Which lines in the records below contain the word "What"? Copy each one out.

§ **ROWS**:

··········

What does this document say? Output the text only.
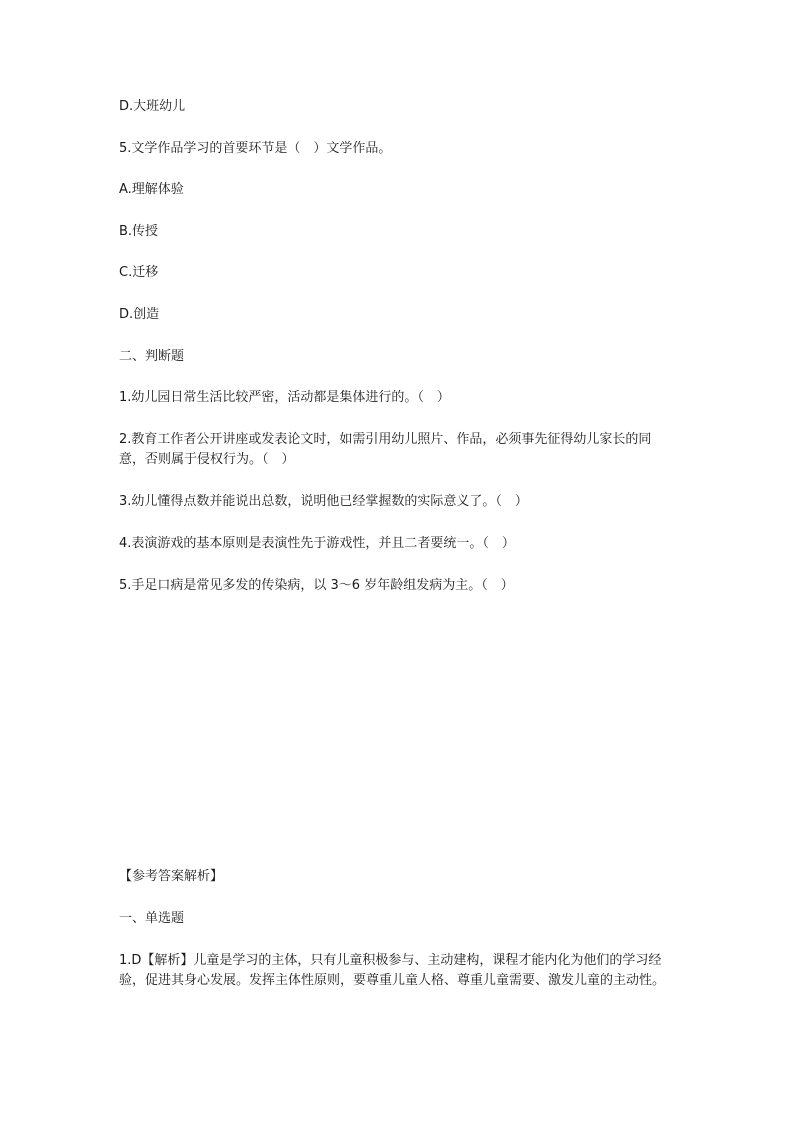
D.大班幼儿
5.文学作品学习的首要环节是（　）文学作品。
A.理解体验
B.传授
C.迁移
D.创造
二、判断题
1.幼儿园日常生活比较严密，活动都是集体进行的。（　）
2.教育工作者公开讲座或发表论文时，如需引用幼儿照片、作品，必须事先征得幼儿家长的同意，否则属于侵权行为。（　）
3.幼儿懂得点数并能说出总数，说明他已经掌握数的实际意义了。（　）
4.表演游戏的基本原则是表演性先于游戏性，并且二者要统一。（　）
5.手足口病是常见多发的传染病，以 3～6 岁年龄组发病为主。（　）
【参考答案解析】
一、单选题
1.D【解析】儿童是学习的主体，只有儿童积极参与、主动建构，课程才能内化为他们的学习经验，促进其身心发展。发挥主体性原则，要尊重儿童人格、尊重儿童需要、激发儿童的主动性。
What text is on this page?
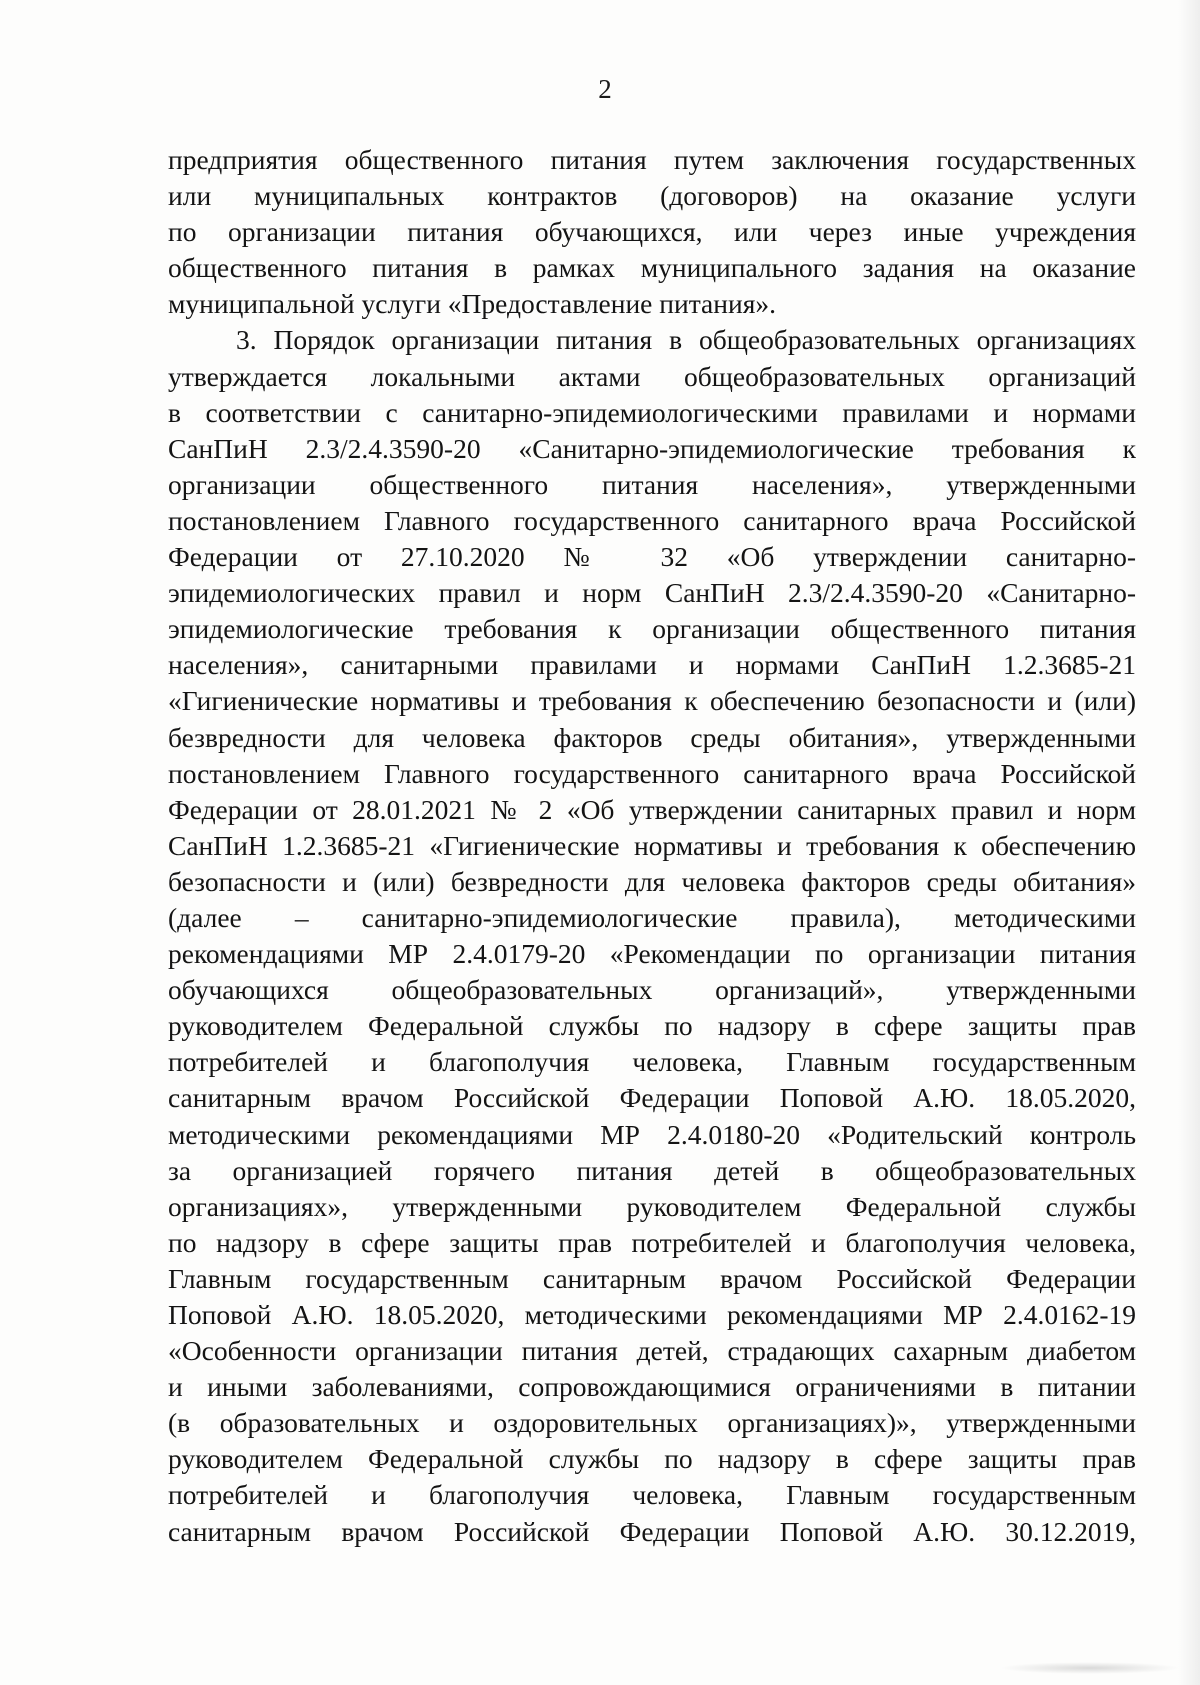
2
предприятия общественного питания путем заключения государственных
или муниципальных контрактов (договоров) на оказание услуги
по организации питания обучающихся, или через иные учреждения
общественного питания в рамках муниципального задания на оказание
муниципальной услуги «Предоставление питания».
3. Порядок организации питания в общеобразовательных организациях
утверждается локальными актами общеобразовательных организаций
в соответствии с санитарно-эпидемиологическими правилами и нормами
СанПиН 2.3/2.4.3590-20 «Санитарно-эпидемиологические требования к
организации общественного питания населения», утвержденными
постановлением Главного государственного санитарного врача Российской
Федерации от 27.10.2020 № 32 «Об утверждении санитарно-
эпидемиологических правил и норм СанПиН 2.3/2.4.3590-20 «Санитарно-
эпидемиологические требования к организации общественного питания
населения», санитарными правилами и нормами СанПиН 1.2.3685-21
«Гигиенические нормативы и требования к обеспечению безопасности и (или)
безвредности для человека факторов среды обитания», утвержденными
постановлением Главного государственного санитарного врача Российской
Федерации от 28.01.2021 № 2 «Об утверждении санитарных правил и норм
СанПиН 1.2.3685-21 «Гигиенические нормативы и требования к обеспечению
безопасности и (или) безвредности для человека факторов среды обитания»
(далее – санитарно-эпидемиологические правила), методическими
рекомендациями МР 2.4.0179-20 «Рекомендации по организации питания
обучающихся общеобразовательных организаций», утвержденными
руководителем Федеральной службы по надзору в сфере защиты прав
потребителей и благополучия человека, Главным государственным
санитарным врачом Российской Федерации Поповой А.Ю. 18.05.2020,
методическими рекомендациями МР 2.4.0180-20 «Родительский контроль
за организацией горячего питания детей в общеобразовательных
организациях», утвержденными руководителем Федеральной службы
по надзору в сфере защиты прав потребителей и благополучия человека,
Главным государственным санитарным врачом Российской Федерации
Поповой А.Ю. 18.05.2020, методическими рекомендациями МР 2.4.0162-19
«Особенности организации питания детей, страдающих сахарным диабетом
и иными заболеваниями, сопровождающимися ограничениями в питании
(в образовательных и оздоровительных организациях)», утвержденными
руководителем Федеральной службы по надзору в сфере защиты прав
потребителей и благополучия человека, Главным государственным
санитарным врачом Российской Федерации Поповой А.Ю. 30.12.2019,
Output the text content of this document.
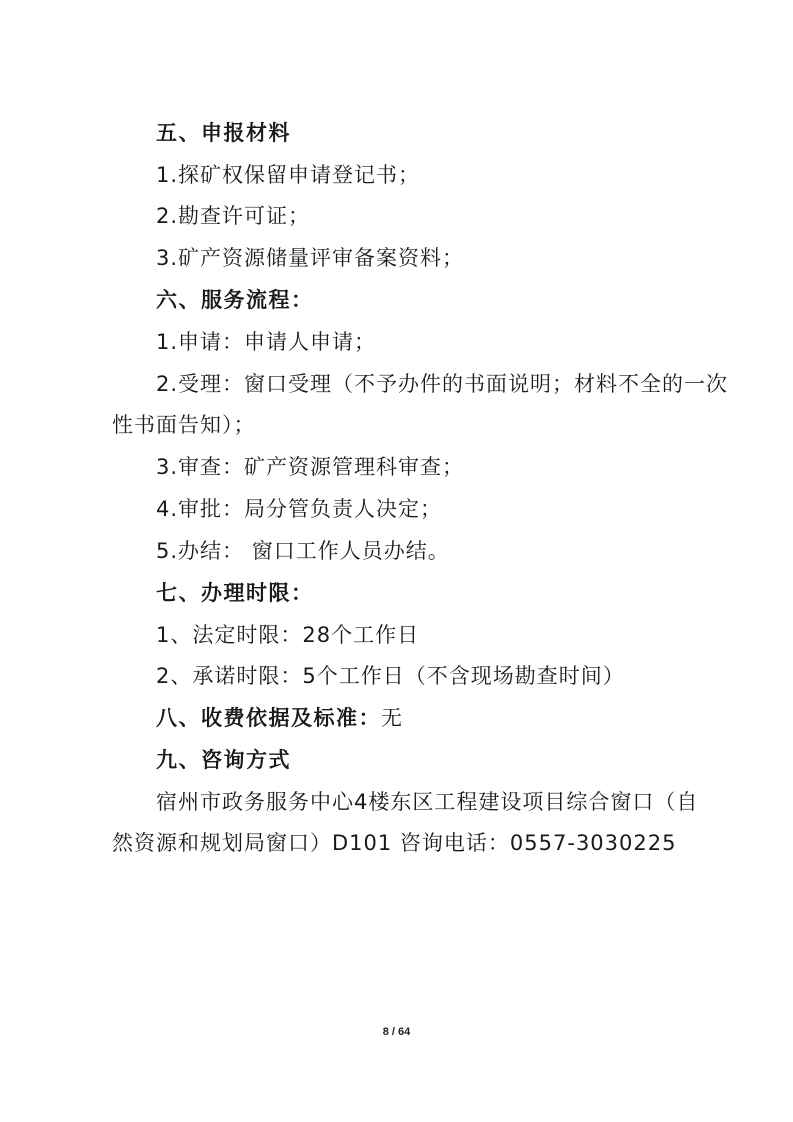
五、申报材料
1.探矿权保留申请登记书；
2.勘查许可证；
3.矿产资源储量评审备案资料；
六、服务流程：
1.申请：申请人申请；
2.受理：窗口受理（不予办件的书面说明；材料不全的一次
性书面告知）；
3.审查：矿产资源管理科审查；
4.审批：局分管负责人决定；
5.办结： 窗口工作人员办结。
七、办理时限：
1、法定时限：28个工作日
2、承诺时限：5个工作日（不含现场勘查时间）
八、收费依据及标准：无
九、咨询方式
宿州市政务服务中心4楼东区工程建设项目综合窗口（自
然资源和规划局窗口）D101 咨询电话：0557-3030225
8 / 64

··········

§ **RESULT OF THIS TASK**:
What does this document say? Output the text only.
What text is on this page?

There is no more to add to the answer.